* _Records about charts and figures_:
******
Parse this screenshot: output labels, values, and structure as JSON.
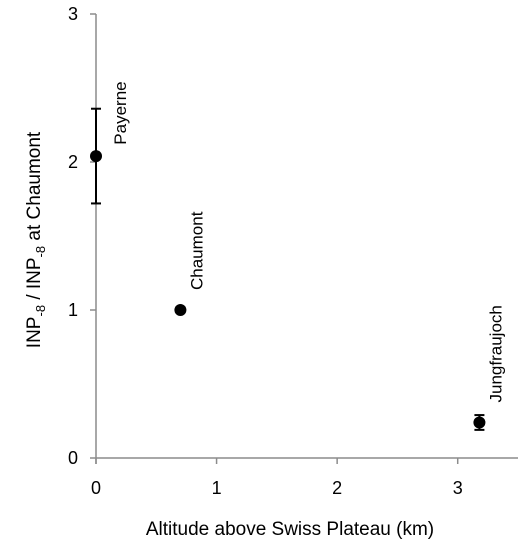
{
  "chart_data": {
    "type": "scatter",
    "title": "",
    "xlabel": "Altitude above Swiss Plateau (km)",
    "ylabel": {
      "parts": [
        {
          "text": "INP",
          "sub": false
        },
        {
          "text": "-8",
          "sub": true
        },
        {
          "text": " / INP",
          "sub": false
        },
        {
          "text": "-8",
          "sub": true
        },
        {
          "text": " at Chaumont",
          "sub": false
        }
      ]
    },
    "xlim": [
      0,
      3.5
    ],
    "ylim": [
      0,
      3
    ],
    "xticks": [
      0,
      1,
      2,
      3
    ],
    "yticks": [
      0,
      1,
      2,
      3
    ],
    "grid": false,
    "points": [
      {
        "label": "Payerne",
        "x": 0.0,
        "y": 2.04,
        "err_low": 1.72,
        "err_high": 2.36
      },
      {
        "label": "Chaumont",
        "x": 0.7,
        "y": 1.0
      },
      {
        "label": "Jungfraujoch",
        "x": 3.18,
        "y": 0.24,
        "err_low": 0.19,
        "err_high": 0.29
      }
    ],
    "colors": {
      "axis": "#8c8c8c",
      "marker": "#000000"
    }
  }
}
******
* _Requirements_: Identify the lines above that contain the word "text", then copy them.

* _Solution for this task_:
          "text": "INP",
          "text": "-8",
          "text": " / INP",
          "text": "-8",
          "text": " at Chaumont",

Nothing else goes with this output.